- What the task asks
Take every line from the listing below that includes "территориальных" and copy it.

- Records provided
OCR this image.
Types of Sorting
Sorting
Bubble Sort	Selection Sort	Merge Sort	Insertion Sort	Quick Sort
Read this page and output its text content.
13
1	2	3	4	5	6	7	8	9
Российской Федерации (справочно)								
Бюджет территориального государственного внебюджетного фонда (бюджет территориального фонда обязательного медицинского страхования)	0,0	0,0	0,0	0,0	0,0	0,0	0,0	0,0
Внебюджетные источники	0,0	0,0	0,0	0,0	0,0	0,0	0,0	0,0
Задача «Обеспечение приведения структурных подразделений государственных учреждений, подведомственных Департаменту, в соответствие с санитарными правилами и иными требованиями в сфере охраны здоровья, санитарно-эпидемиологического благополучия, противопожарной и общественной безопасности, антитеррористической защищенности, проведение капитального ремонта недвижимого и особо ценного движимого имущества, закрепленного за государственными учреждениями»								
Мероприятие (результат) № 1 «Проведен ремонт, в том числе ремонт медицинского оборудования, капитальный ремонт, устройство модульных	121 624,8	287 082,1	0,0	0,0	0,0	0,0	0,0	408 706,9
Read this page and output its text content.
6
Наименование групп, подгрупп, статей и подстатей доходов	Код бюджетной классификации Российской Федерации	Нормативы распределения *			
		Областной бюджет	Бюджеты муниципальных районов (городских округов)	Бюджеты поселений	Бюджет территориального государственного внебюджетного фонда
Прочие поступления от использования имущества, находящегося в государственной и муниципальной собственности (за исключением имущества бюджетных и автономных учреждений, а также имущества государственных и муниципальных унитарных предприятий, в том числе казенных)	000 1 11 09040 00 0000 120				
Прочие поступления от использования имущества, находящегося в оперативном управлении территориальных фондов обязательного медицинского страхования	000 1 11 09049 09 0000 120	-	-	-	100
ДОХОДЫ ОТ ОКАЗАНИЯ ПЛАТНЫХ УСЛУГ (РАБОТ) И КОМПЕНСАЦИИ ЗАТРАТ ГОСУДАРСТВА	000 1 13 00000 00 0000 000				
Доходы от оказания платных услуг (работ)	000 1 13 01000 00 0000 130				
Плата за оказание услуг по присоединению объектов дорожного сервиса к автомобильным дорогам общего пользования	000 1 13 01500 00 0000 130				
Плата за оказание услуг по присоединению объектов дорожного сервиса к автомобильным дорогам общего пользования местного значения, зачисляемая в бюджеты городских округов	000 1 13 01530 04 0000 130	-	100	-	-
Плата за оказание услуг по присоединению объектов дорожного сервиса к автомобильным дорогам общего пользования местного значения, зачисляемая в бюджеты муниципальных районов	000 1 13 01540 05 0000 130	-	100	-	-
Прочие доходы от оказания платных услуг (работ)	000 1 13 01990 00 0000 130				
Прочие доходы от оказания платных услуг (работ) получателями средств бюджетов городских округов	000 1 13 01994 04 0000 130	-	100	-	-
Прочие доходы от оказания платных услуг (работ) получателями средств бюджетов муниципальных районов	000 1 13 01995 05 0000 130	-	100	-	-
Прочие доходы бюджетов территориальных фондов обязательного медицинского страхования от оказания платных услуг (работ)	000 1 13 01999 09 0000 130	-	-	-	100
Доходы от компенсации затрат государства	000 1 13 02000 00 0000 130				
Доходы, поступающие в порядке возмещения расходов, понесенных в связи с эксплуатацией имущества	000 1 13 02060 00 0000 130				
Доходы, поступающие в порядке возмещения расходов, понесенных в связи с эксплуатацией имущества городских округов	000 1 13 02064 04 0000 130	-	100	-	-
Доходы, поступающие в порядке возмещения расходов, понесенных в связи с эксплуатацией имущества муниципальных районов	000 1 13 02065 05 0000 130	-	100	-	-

- Task output
Прочие поступления от использования имущества, находящегося в оперативном управлении территориальных фондов обязательного медицинского страхования	000 1 11 09049 09 0000 120	-	-	-	100
Прочие доходы бюджетов территориальных фондов обязательного медицинского страхования от оказания платных услуг (работ)	000 1 13 01999 09 0000 130	-	-	-	100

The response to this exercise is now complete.